= Job =
Return the records that follow unaltered. Omit every picture.

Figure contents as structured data

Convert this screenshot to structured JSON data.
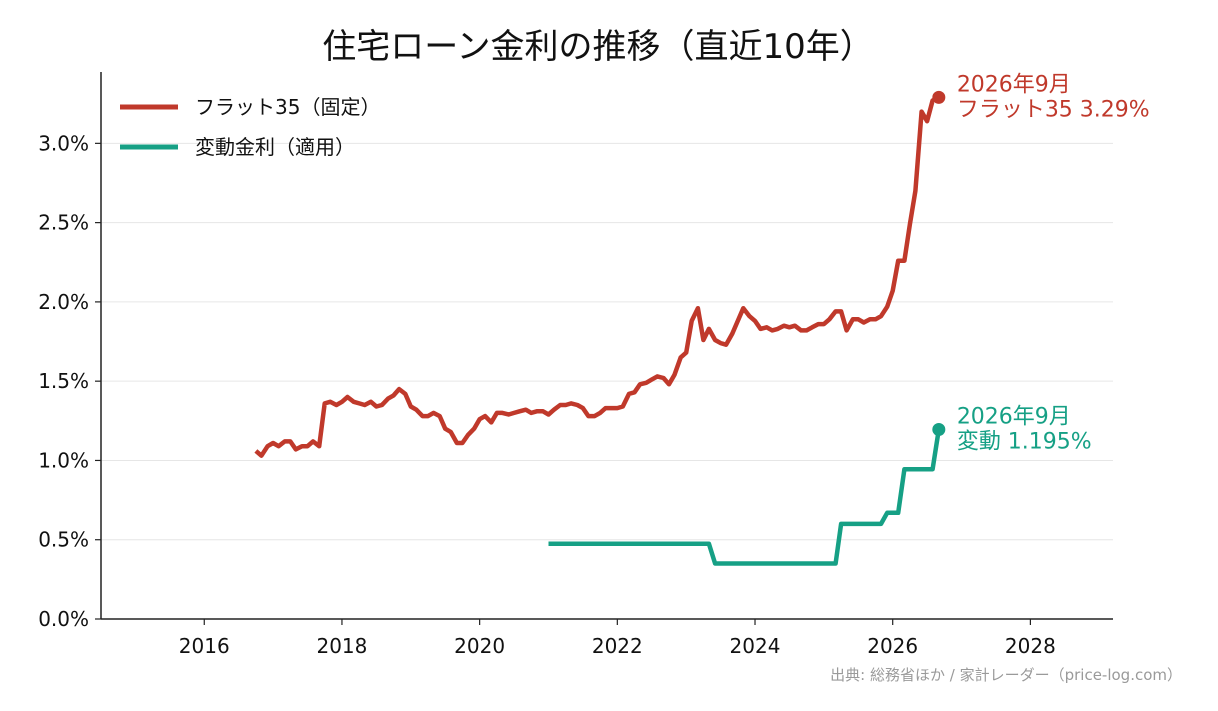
{
  "chart_data": {
    "type": "line",
    "title": "住宅ローン金利の推移（直近10年）",
    "xlabel": "",
    "ylabel": "",
    "xlim": [
      2014.5,
      2029.2
    ],
    "ylim": [
      0.0,
      3.45
    ],
    "x_ticks": [
      2016,
      2018,
      2020,
      2022,
      2024,
      2026,
      2028
    ],
    "x_tick_labels": [
      "2016",
      "2018",
      "2020",
      "2022",
      "2024",
      "2026",
      "2028"
    ],
    "y_ticks": [
      0.0,
      0.5,
      1.0,
      1.5,
      2.0,
      2.5,
      3.0
    ],
    "y_tick_labels": [
      "0.0%",
      "0.5%",
      "1.0%",
      "1.5%",
      "2.0%",
      "2.5%",
      "3.0%"
    ],
    "grid": "horizontal",
    "legend_position": "top-left",
    "series": [
      {
        "name": "フラット35（固定）",
        "color": "#c0392b",
        "points": [
          [
            2016.75,
            1.06
          ],
          [
            2016.83,
            1.03
          ],
          [
            2016.92,
            1.09
          ],
          [
            2017.0,
            1.11
          ],
          [
            2017.08,
            1.09
          ],
          [
            2017.17,
            1.12
          ],
          [
            2017.25,
            1.12
          ],
          [
            2017.33,
            1.07
          ],
          [
            2017.42,
            1.09
          ],
          [
            2017.5,
            1.09
          ],
          [
            2017.58,
            1.12
          ],
          [
            2017.67,
            1.09
          ],
          [
            2017.75,
            1.36
          ],
          [
            2017.83,
            1.37
          ],
          [
            2017.92,
            1.35
          ],
          [
            2018.0,
            1.37
          ],
          [
            2018.08,
            1.4
          ],
          [
            2018.17,
            1.37
          ],
          [
            2018.25,
            1.36
          ],
          [
            2018.33,
            1.35
          ],
          [
            2018.42,
            1.37
          ],
          [
            2018.5,
            1.34
          ],
          [
            2018.58,
            1.35
          ],
          [
            2018.67,
            1.39
          ],
          [
            2018.75,
            1.41
          ],
          [
            2018.83,
            1.45
          ],
          [
            2018.92,
            1.42
          ],
          [
            2019.0,
            1.34
          ],
          [
            2019.08,
            1.32
          ],
          [
            2019.17,
            1.28
          ],
          [
            2019.25,
            1.28
          ],
          [
            2019.33,
            1.3
          ],
          [
            2019.42,
            1.28
          ],
          [
            2019.5,
            1.2
          ],
          [
            2019.58,
            1.18
          ],
          [
            2019.67,
            1.11
          ],
          [
            2019.75,
            1.11
          ],
          [
            2019.83,
            1.16
          ],
          [
            2019.92,
            1.2
          ],
          [
            2020.0,
            1.26
          ],
          [
            2020.08,
            1.28
          ],
          [
            2020.17,
            1.24
          ],
          [
            2020.25,
            1.3
          ],
          [
            2020.33,
            1.3
          ],
          [
            2020.42,
            1.29
          ],
          [
            2020.5,
            1.3
          ],
          [
            2020.58,
            1.31
          ],
          [
            2020.67,
            1.32
          ],
          [
            2020.75,
            1.3
          ],
          [
            2020.83,
            1.31
          ],
          [
            2020.92,
            1.31
          ],
          [
            2021.0,
            1.29
          ],
          [
            2021.08,
            1.32
          ],
          [
            2021.17,
            1.35
          ],
          [
            2021.25,
            1.35
          ],
          [
            2021.33,
            1.36
          ],
          [
            2021.42,
            1.35
          ],
          [
            2021.5,
            1.33
          ],
          [
            2021.58,
            1.28
          ],
          [
            2021.67,
            1.28
          ],
          [
            2021.75,
            1.3
          ],
          [
            2021.83,
            1.33
          ],
          [
            2021.92,
            1.33
          ],
          [
            2022.0,
            1.33
          ],
          [
            2022.08,
            1.34
          ],
          [
            2022.17,
            1.42
          ],
          [
            2022.25,
            1.43
          ],
          [
            2022.33,
            1.48
          ],
          [
            2022.42,
            1.49
          ],
          [
            2022.5,
            1.51
          ],
          [
            2022.58,
            1.53
          ],
          [
            2022.67,
            1.52
          ],
          [
            2022.75,
            1.48
          ],
          [
            2022.83,
            1.54
          ],
          [
            2022.92,
            1.65
          ],
          [
            2023.0,
            1.68
          ],
          [
            2023.08,
            1.88
          ],
          [
            2023.17,
            1.96
          ],
          [
            2023.25,
            1.76
          ],
          [
            2023.33,
            1.83
          ],
          [
            2023.42,
            1.76
          ],
          [
            2023.5,
            1.74
          ],
          [
            2023.58,
            1.73
          ],
          [
            2023.67,
            1.8
          ],
          [
            2023.75,
            1.88
          ],
          [
            2023.83,
            1.96
          ],
          [
            2023.92,
            1.91
          ],
          [
            2024.0,
            1.88
          ],
          [
            2024.08,
            1.83
          ],
          [
            2024.17,
            1.84
          ],
          [
            2024.25,
            1.82
          ],
          [
            2024.33,
            1.83
          ],
          [
            2024.42,
            1.85
          ],
          [
            2024.5,
            1.84
          ],
          [
            2024.58,
            1.85
          ],
          [
            2024.67,
            1.82
          ],
          [
            2024.75,
            1.82
          ],
          [
            2024.83,
            1.84
          ],
          [
            2024.92,
            1.86
          ],
          [
            2025.0,
            1.86
          ],
          [
            2025.08,
            1.89
          ],
          [
            2025.17,
            1.94
          ],
          [
            2025.25,
            1.94
          ],
          [
            2025.33,
            1.82
          ],
          [
            2025.42,
            1.89
          ],
          [
            2025.5,
            1.89
          ],
          [
            2025.58,
            1.87
          ],
          [
            2025.67,
            1.89
          ],
          [
            2025.75,
            1.89
          ],
          [
            2025.83,
            1.91
          ],
          [
            2025.92,
            1.97
          ],
          [
            2026.0,
            2.07
          ],
          [
            2026.08,
            2.26
          ],
          [
            2026.17,
            2.26
          ],
          [
            2026.25,
            2.49
          ],
          [
            2026.33,
            2.7
          ],
          [
            2026.42,
            3.2
          ],
          [
            2026.5,
            3.14
          ],
          [
            2026.58,
            3.27
          ],
          [
            2026.67,
            3.29
          ]
        ],
        "end_label_lines": [
          "2026年9月",
          "フラット35 3.29%"
        ]
      },
      {
        "name": "変動金利（適用）",
        "color": "#16a085",
        "points": [
          [
            2021.0,
            0.475
          ],
          [
            2022.0,
            0.475
          ],
          [
            2023.33,
            0.475
          ],
          [
            2023.42,
            0.35
          ],
          [
            2024.0,
            0.35
          ],
          [
            2025.17,
            0.35
          ],
          [
            2025.25,
            0.6
          ],
          [
            2025.83,
            0.6
          ],
          [
            2025.92,
            0.67
          ],
          [
            2026.08,
            0.67
          ],
          [
            2026.17,
            0.945
          ],
          [
            2026.58,
            0.945
          ],
          [
            2026.67,
            1.195
          ]
        ],
        "end_label_lines": [
          "2026年9月",
          "変動 1.195%"
        ]
      }
    ],
    "source_note": "出典: 総務省ほか / 家計レーダー（price-log.com）"
  }
}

= Final result =
Convert this screenshot to structured JSON data.
{
  "chart_data": {
    "type": "line",
    "title": "住宅ローン金利の推移（直近10年）",
    "xlabel": "",
    "ylabel": "",
    "xlim": [
      2014.5,
      2029.2
    ],
    "ylim": [
      0.0,
      3.45
    ],
    "x_ticks": [
      2016,
      2018,
      2020,
      2022,
      2024,
      2026,
      2028
    ],
    "x_tick_labels": [
      "2016",
      "2018",
      "2020",
      "2022",
      "2024",
      "2026",
      "2028"
    ],
    "y_ticks": [
      0.0,
      0.5,
      1.0,
      1.5,
      2.0,
      2.5,
      3.0
    ],
    "y_tick_labels": [
      "0.0%",
      "0.5%",
      "1.0%",
      "1.5%",
      "2.0%",
      "2.5%",
      "3.0%"
    ],
    "grid": "horizontal",
    "legend_position": "top-left",
    "series": [
      {
        "name": "フラット35（固定）",
        "color": "#c0392b",
        "points": [
          [
            2016.75,
            1.06
          ],
          [
            2016.83,
            1.03
          ],
          [
            2016.92,
            1.09
          ],
          [
            2017.0,
            1.11
          ],
          [
            2017.08,
            1.09
          ],
          [
            2017.17,
            1.12
          ],
          [
            2017.25,
            1.12
          ],
          [
            2017.33,
            1.07
          ],
          [
            2017.42,
            1.09
          ],
          [
            2017.5,
            1.09
          ],
          [
            2017.58,
            1.12
          ],
          [
            2017.67,
            1.09
          ],
          [
            2017.75,
            1.36
          ],
          [
            2017.83,
            1.37
          ],
          [
            2017.92,
            1.35
          ],
          [
            2018.0,
            1.37
          ],
          [
            2018.08,
            1.4
          ],
          [
            2018.17,
            1.37
          ],
          [
            2018.25,
            1.36
          ],
          [
            2018.33,
            1.35
          ],
          [
            2018.42,
            1.37
          ],
          [
            2018.5,
            1.34
          ],
          [
            2018.58,
            1.35
          ],
          [
            2018.67,
            1.39
          ],
          [
            2018.75,
            1.41
          ],
          [
            2018.83,
            1.45
          ],
          [
            2018.92,
            1.42
          ],
          [
            2019.0,
            1.34
          ],
          [
            2019.08,
            1.32
          ],
          [
            2019.17,
            1.28
          ],
          [
            2019.25,
            1.28
          ],
          [
            2019.33,
            1.3
          ],
          [
            2019.42,
            1.28
          ],
          [
            2019.5,
            1.2
          ],
          [
            2019.58,
            1.18
          ],
          [
            2019.67,
            1.11
          ],
          [
            2019.75,
            1.11
          ],
          [
            2019.83,
            1.16
          ],
          [
            2019.92,
            1.2
          ],
          [
            2020.0,
            1.26
          ],
          [
            2020.08,
            1.28
          ],
          [
            2020.17,
            1.24
          ],
          [
            2020.25,
            1.3
          ],
          [
            2020.33,
            1.3
          ],
          [
            2020.42,
            1.29
          ],
          [
            2020.5,
            1.3
          ],
          [
            2020.58,
            1.31
          ],
          [
            2020.67,
            1.32
          ],
          [
            2020.75,
            1.3
          ],
          [
            2020.83,
            1.31
          ],
          [
            2020.92,
            1.31
          ],
          [
            2021.0,
            1.29
          ],
          [
            2021.08,
            1.32
          ],
          [
            2021.17,
            1.35
          ],
          [
            2021.25,
            1.35
          ],
          [
            2021.33,
            1.36
          ],
          [
            2021.42,
            1.35
          ],
          [
            2021.5,
            1.33
          ],
          [
            2021.58,
            1.28
          ],
          [
            2021.67,
            1.28
          ],
          [
            2021.75,
            1.3
          ],
          [
            2021.83,
            1.33
          ],
          [
            2021.92,
            1.33
          ],
          [
            2022.0,
            1.33
          ],
          [
            2022.08,
            1.34
          ],
          [
            2022.17,
            1.42
          ],
          [
            2022.25,
            1.43
          ],
          [
            2022.33,
            1.48
          ],
          [
            2022.42,
            1.49
          ],
          [
            2022.5,
            1.51
          ],
          [
            2022.58,
            1.53
          ],
          [
            2022.67,
            1.52
          ],
          [
            2022.75,
            1.48
          ],
          [
            2022.83,
            1.54
          ],
          [
            2022.92,
            1.65
          ],
          [
            2023.0,
            1.68
          ],
          [
            2023.08,
            1.88
          ],
          [
            2023.17,
            1.96
          ],
          [
            2023.25,
            1.76
          ],
          [
            2023.33,
            1.83
          ],
          [
            2023.42,
            1.76
          ],
          [
            2023.5,
            1.74
          ],
          [
            2023.58,
            1.73
          ],
          [
            2023.67,
            1.8
          ],
          [
            2023.75,
            1.88
          ],
          [
            2023.83,
            1.96
          ],
          [
            2023.92,
            1.91
          ],
          [
            2024.0,
            1.88
          ],
          [
            2024.08,
            1.83
          ],
          [
            2024.17,
            1.84
          ],
          [
            2024.25,
            1.82
          ],
          [
            2024.33,
            1.83
          ],
          [
            2024.42,
            1.85
          ],
          [
            2024.5,
            1.84
          ],
          [
            2024.58,
            1.85
          ],
          [
            2024.67,
            1.82
          ],
          [
            2024.75,
            1.82
          ],
          [
            2024.83,
            1.84
          ],
          [
            2024.92,
            1.86
          ],
          [
            2025.0,
            1.86
          ],
          [
            2025.08,
            1.89
          ],
          [
            2025.17,
            1.94
          ],
          [
            2025.25,
            1.94
          ],
          [
            2025.33,
            1.82
          ],
          [
            2025.42,
            1.89
          ],
          [
            2025.5,
            1.89
          ],
          [
            2025.58,
            1.87
          ],
          [
            2025.67,
            1.89
          ],
          [
            2025.75,
            1.89
          ],
          [
            2025.83,
            1.91
          ],
          [
            2025.92,
            1.97
          ],
          [
            2026.0,
            2.07
          ],
          [
            2026.08,
            2.26
          ],
          [
            2026.17,
            2.26
          ],
          [
            2026.25,
            2.49
          ],
          [
            2026.33,
            2.7
          ],
          [
            2026.42,
            3.2
          ],
          [
            2026.5,
            3.14
          ],
          [
            2026.58,
            3.27
          ],
          [
            2026.67,
            3.29
          ]
        ],
        "end_label_lines": [
          "2026年9月",
          "フラット35 3.29%"
        ]
      },
      {
        "name": "変動金利（適用）",
        "color": "#16a085",
        "points": [
          [
            2021.0,
            0.475
          ],
          [
            2022.0,
            0.475
          ],
          [
            2023.33,
            0.475
          ],
          [
            2023.42,
            0.35
          ],
          [
            2024.0,
            0.35
          ],
          [
            2025.17,
            0.35
          ],
          [
            2025.25,
            0.6
          ],
          [
            2025.83,
            0.6
          ],
          [
            2025.92,
            0.67
          ],
          [
            2026.08,
            0.67
          ],
          [
            2026.17,
            0.945
          ],
          [
            2026.58,
            0.945
          ],
          [
            2026.67,
            1.195
          ]
        ],
        "end_label_lines": [
          "2026年9月",
          "変動 1.195%"
        ]
      }
    ],
    "source_note": "出典: 総務省ほか / 家計レーダー（price-log.com）"
  }
}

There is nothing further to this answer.